• [AIM]
Lines containing the word "Southern" are the ones to copy from the records below.

═══

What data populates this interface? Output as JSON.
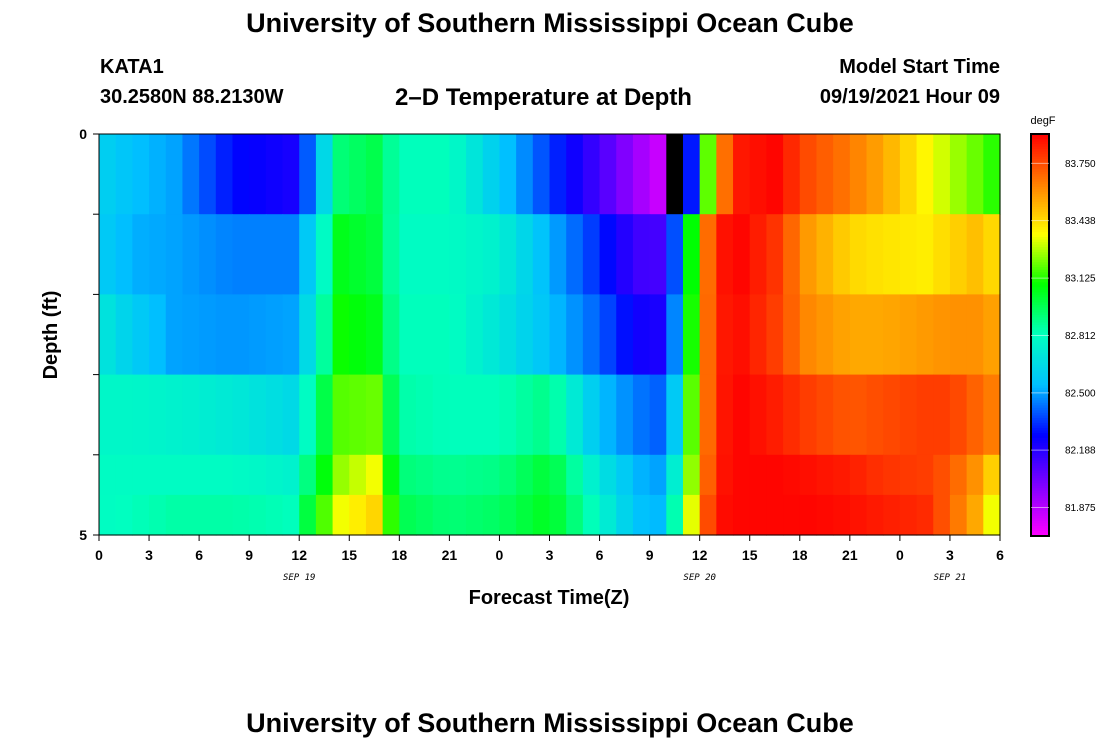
{
  "header": {
    "title": "University of Southern Mississippi Ocean Cube",
    "station_id": "KATA1",
    "station_coords": "30.2580N  88.2130W",
    "chart_title": "2–D Temperature at Depth",
    "start_label": "Model Start Time",
    "start_value": "09/19/2021 Hour 09"
  },
  "footer": {
    "title": "University of Southern Mississippi Ocean Cube"
  },
  "colors": {
    "scale": [
      "#ff00ff",
      "#8000ff",
      "#0000ff",
      "#00c0ff",
      "#00ffc0",
      "#00ff00",
      "#ffff00",
      "#ff8000",
      "#ff0000"
    ],
    "missing": "#000000"
  },
  "chart_data": {
    "type": "heatmap",
    "xlabel": "Forecast Time(Z)",
    "ylabel": "Depth (ft)",
    "unit": "degF",
    "x_tick_labels": [
      "0",
      "3",
      "6",
      "9",
      "12",
      "15",
      "18",
      "21",
      "0",
      "3",
      "6",
      "9",
      "12",
      "15",
      "18",
      "21",
      "0",
      "3",
      "6"
    ],
    "x_range_hours": [
      0,
      54
    ],
    "date_labels": [
      {
        "label": "SEP 19",
        "at_hour": 12
      },
      {
        "label": "SEP 20",
        "at_hour": 36
      },
      {
        "label": "SEP 21",
        "at_hour": 51
      }
    ],
    "y_tick_labels": [
      "0",
      "5"
    ],
    "y_range": [
      0,
      5
    ],
    "depth_bands": [
      0,
      1,
      2,
      3,
      4,
      4.5
    ],
    "colorbar_labels": [
      "83.750",
      "83.438",
      "83.125",
      "82.812",
      "82.500",
      "82.188",
      "81.875"
    ],
    "colorbar_range": [
      81.72,
      83.91
    ],
    "missing_cell": {
      "hour": 34,
      "depth_band": 0
    },
    "keyframes_hours": [
      0,
      2,
      4.5,
      8,
      11.5,
      12.8,
      14.5,
      16.5,
      18,
      21,
      24,
      27,
      30,
      32,
      33.3,
      34,
      34.6,
      35.3,
      36,
      37,
      38.5,
      40.5,
      42.5,
      45,
      47,
      49.5,
      51,
      52.5,
      54
    ],
    "rows": [
      [
        82.62,
        82.55,
        82.5,
        82.28,
        82.22,
        82.45,
        82.92,
        82.98,
        82.82,
        82.82,
        82.58,
        82.35,
        82.12,
        81.95,
        81.85,
        81.82,
        81.9,
        82.1,
        82.8,
        83.58,
        83.86,
        83.9,
        83.75,
        83.65,
        83.55,
        83.38,
        83.28,
        83.2,
        83.1
      ],
      [
        82.6,
        82.52,
        82.5,
        82.45,
        82.45,
        82.62,
        83.05,
        83.0,
        82.8,
        82.8,
        82.75,
        82.52,
        82.32,
        82.15,
        82.1,
        82.18,
        82.42,
        82.92,
        83.5,
        83.86,
        83.9,
        83.8,
        83.58,
        83.45,
        83.42,
        83.4,
        83.45,
        83.5,
        83.42
      ],
      [
        82.72,
        82.6,
        82.5,
        82.48,
        82.5,
        82.7,
        83.1,
        83.05,
        82.82,
        82.82,
        82.7,
        82.55,
        82.4,
        82.25,
        82.2,
        82.25,
        82.5,
        82.95,
        83.52,
        83.85,
        83.88,
        83.78,
        83.62,
        83.55,
        83.55,
        83.58,
        83.6,
        83.6,
        83.55
      ],
      [
        82.78,
        82.78,
        82.76,
        82.72,
        82.65,
        82.85,
        83.18,
        83.2,
        82.85,
        82.82,
        82.82,
        82.9,
        82.55,
        82.45,
        82.4,
        82.42,
        82.62,
        83.05,
        83.52,
        83.85,
        83.9,
        83.85,
        83.78,
        83.72,
        83.75,
        83.78,
        83.78,
        83.7,
        83.62
      ],
      [
        82.8,
        82.8,
        82.8,
        82.8,
        82.76,
        82.95,
        83.25,
        83.35,
        82.92,
        82.88,
        82.9,
        83.02,
        82.7,
        82.55,
        82.48,
        82.55,
        82.78,
        83.12,
        83.55,
        83.86,
        83.9,
        83.9,
        83.88,
        83.85,
        83.8,
        83.78,
        83.72,
        83.6,
        83.4
      ],
      [
        82.8,
        82.82,
        82.85,
        82.85,
        82.82,
        83.05,
        83.35,
        83.45,
        82.98,
        82.92,
        82.95,
        83.05,
        82.78,
        82.58,
        82.5,
        82.62,
        82.88,
        83.22,
        83.62,
        83.88,
        83.9,
        83.9,
        83.9,
        83.88,
        83.85,
        83.82,
        83.7,
        83.55,
        83.25
      ]
    ]
  }
}
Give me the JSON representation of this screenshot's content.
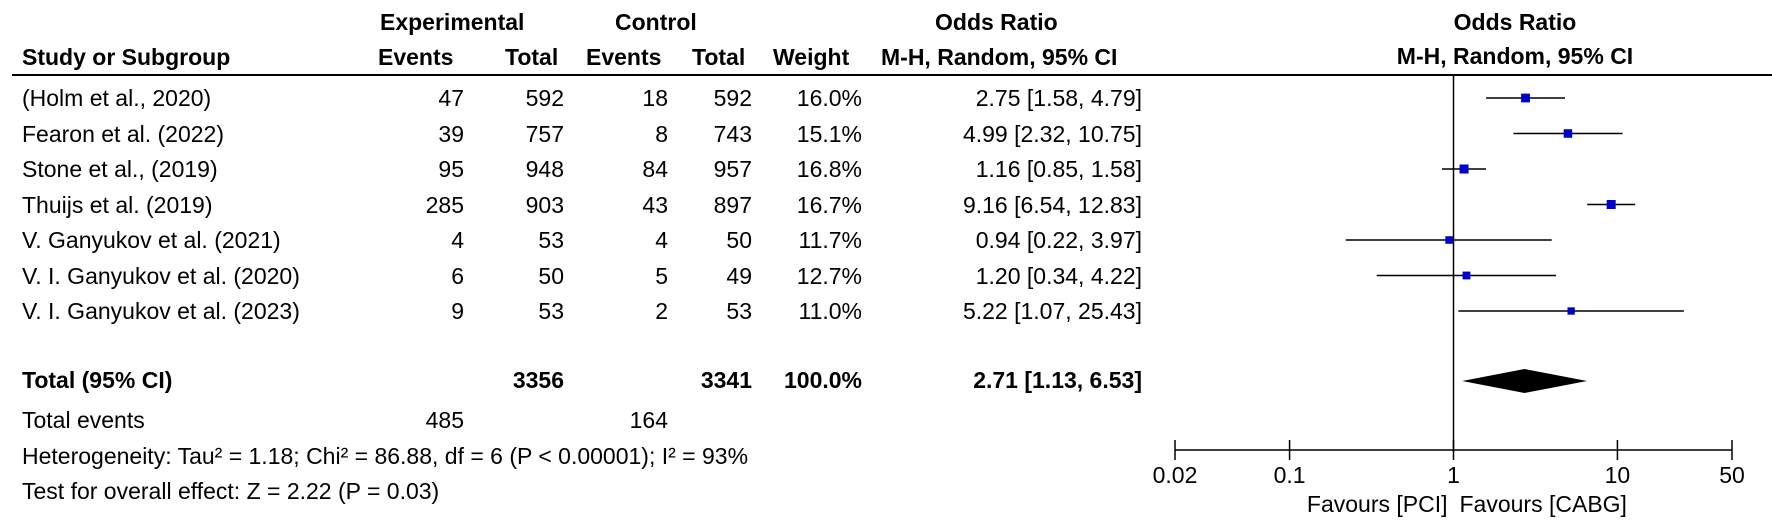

═══

• [RIGHT ANSWER]
    "title": "University of Southern Mississippi Ocean Cube",
    "title": "University of Southern Mississippi Ocean Cube"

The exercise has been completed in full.